*Task goal*
For the listing below, give the count of lines containing the string "быть" and nothing else.

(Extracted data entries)
•••••
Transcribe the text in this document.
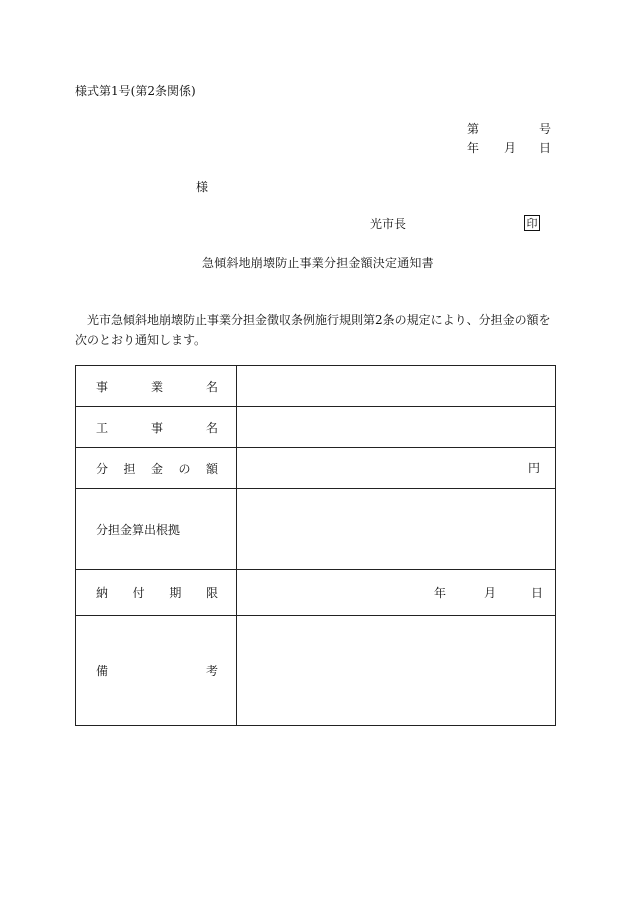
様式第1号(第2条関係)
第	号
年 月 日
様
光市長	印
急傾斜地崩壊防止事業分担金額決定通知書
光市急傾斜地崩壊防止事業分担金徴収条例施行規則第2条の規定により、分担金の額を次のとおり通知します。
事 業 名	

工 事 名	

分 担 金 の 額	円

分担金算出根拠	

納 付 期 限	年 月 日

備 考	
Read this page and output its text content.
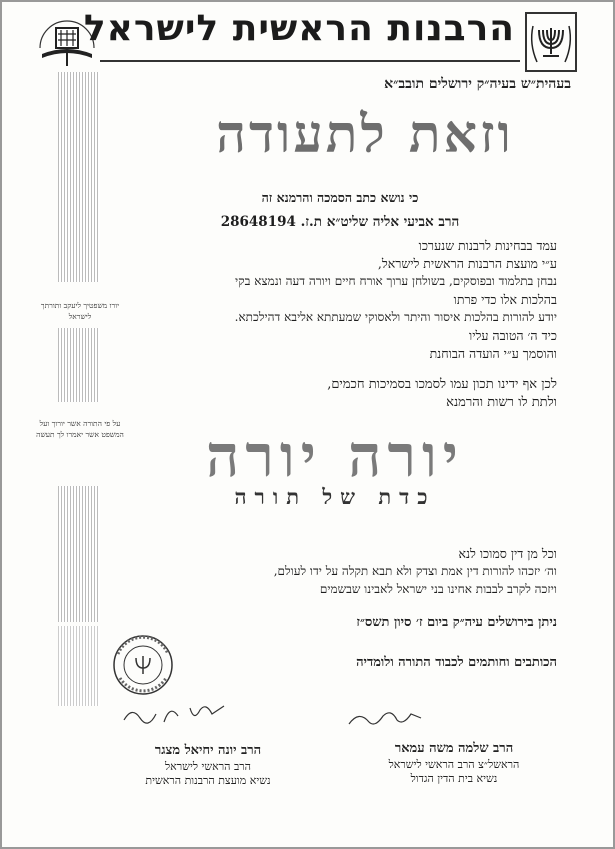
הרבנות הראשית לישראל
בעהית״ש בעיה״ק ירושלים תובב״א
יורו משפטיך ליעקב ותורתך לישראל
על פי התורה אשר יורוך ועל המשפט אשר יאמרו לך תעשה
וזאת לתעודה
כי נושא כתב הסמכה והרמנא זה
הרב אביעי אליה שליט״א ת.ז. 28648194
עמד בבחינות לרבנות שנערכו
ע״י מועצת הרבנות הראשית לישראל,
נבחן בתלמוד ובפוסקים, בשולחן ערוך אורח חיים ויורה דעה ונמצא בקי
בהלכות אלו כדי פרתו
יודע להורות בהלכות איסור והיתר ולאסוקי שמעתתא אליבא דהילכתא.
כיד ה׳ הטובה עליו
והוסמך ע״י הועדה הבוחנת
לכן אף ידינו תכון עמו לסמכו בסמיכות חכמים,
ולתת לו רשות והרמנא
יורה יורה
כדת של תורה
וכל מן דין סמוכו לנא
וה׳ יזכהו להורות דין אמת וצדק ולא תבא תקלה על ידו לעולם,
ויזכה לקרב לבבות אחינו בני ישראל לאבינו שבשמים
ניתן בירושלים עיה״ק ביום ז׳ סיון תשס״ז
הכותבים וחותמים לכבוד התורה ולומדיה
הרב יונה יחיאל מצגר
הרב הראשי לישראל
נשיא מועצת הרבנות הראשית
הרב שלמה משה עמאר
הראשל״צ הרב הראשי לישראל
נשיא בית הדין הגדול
•••••
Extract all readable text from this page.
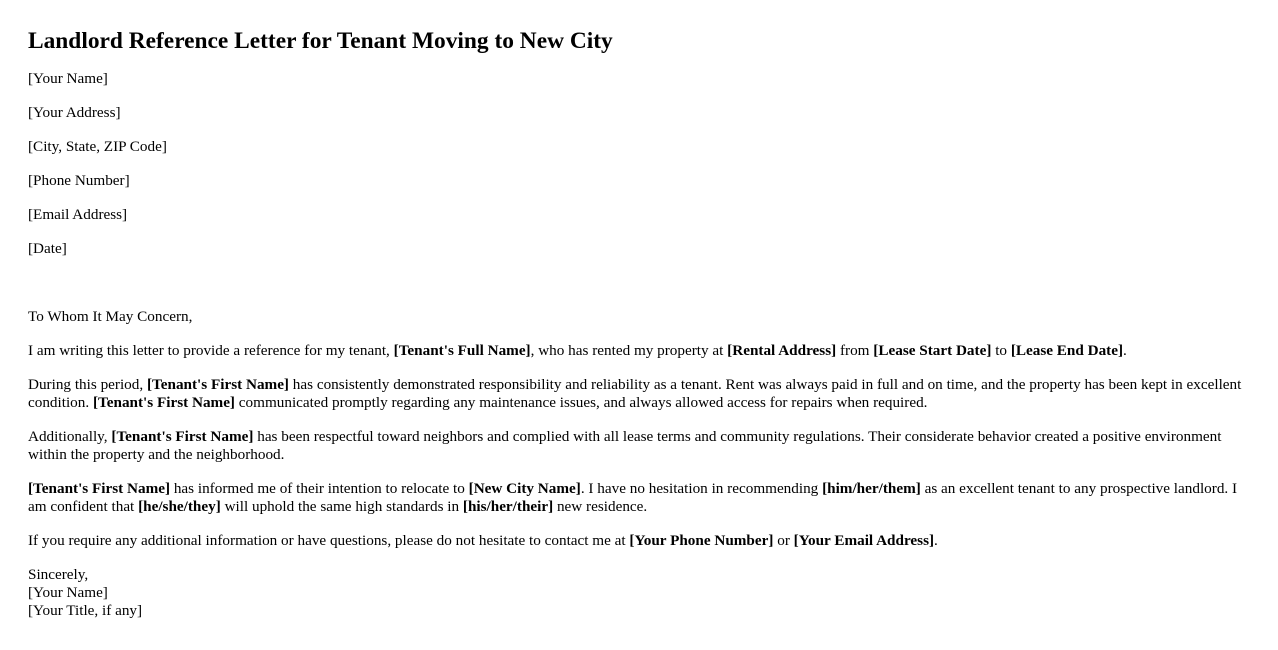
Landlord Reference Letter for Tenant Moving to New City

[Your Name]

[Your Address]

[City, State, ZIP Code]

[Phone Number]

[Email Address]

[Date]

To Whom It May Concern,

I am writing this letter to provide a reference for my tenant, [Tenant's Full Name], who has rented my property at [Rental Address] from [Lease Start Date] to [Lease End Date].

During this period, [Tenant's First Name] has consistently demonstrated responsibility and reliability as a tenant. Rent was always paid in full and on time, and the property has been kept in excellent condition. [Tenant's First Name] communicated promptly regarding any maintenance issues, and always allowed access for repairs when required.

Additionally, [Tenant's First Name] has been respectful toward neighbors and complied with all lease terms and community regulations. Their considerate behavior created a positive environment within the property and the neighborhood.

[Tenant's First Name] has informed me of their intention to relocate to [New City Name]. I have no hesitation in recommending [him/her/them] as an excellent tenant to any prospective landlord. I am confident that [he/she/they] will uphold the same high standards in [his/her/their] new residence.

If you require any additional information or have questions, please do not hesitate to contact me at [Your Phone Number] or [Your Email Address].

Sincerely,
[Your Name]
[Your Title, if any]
•••••
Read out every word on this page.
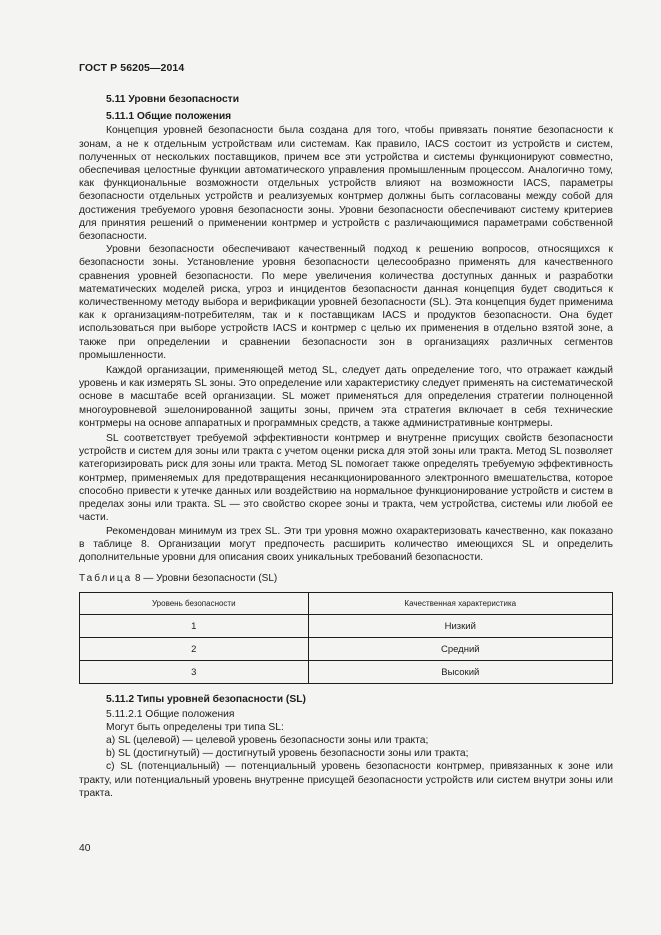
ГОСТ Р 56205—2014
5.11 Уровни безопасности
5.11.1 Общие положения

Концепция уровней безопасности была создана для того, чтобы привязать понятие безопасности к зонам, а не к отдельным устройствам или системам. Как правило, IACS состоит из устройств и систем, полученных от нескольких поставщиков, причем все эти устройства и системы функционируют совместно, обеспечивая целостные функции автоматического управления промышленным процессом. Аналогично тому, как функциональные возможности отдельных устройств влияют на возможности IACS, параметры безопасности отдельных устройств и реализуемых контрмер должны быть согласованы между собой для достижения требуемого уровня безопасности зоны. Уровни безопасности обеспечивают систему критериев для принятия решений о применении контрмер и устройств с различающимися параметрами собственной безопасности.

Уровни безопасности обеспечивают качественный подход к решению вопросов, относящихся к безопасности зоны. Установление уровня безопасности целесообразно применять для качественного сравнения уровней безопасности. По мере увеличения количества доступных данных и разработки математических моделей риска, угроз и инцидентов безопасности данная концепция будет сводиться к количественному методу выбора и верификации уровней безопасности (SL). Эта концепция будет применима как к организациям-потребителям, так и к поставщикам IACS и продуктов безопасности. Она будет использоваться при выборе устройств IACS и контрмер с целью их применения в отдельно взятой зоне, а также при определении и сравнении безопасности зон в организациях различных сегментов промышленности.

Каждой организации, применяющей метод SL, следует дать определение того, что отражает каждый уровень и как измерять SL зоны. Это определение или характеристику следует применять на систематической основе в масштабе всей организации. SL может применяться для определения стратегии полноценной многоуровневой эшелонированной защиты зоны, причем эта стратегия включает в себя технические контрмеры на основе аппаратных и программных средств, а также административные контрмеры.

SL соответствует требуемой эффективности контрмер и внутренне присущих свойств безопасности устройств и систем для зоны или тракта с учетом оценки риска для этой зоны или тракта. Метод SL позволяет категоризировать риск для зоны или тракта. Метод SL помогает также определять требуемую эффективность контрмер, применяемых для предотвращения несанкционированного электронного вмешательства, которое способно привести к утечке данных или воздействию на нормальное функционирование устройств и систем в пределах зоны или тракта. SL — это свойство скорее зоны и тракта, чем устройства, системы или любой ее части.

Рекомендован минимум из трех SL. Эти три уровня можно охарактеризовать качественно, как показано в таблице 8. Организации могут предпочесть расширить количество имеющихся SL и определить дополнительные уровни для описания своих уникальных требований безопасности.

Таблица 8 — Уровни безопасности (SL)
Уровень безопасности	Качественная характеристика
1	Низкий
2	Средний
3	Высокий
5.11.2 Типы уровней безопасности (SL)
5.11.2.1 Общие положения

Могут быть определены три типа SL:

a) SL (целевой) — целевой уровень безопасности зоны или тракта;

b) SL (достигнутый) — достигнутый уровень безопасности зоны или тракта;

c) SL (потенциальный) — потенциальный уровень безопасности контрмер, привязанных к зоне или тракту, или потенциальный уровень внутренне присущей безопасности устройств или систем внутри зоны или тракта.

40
•••••
*Exercise solution*
2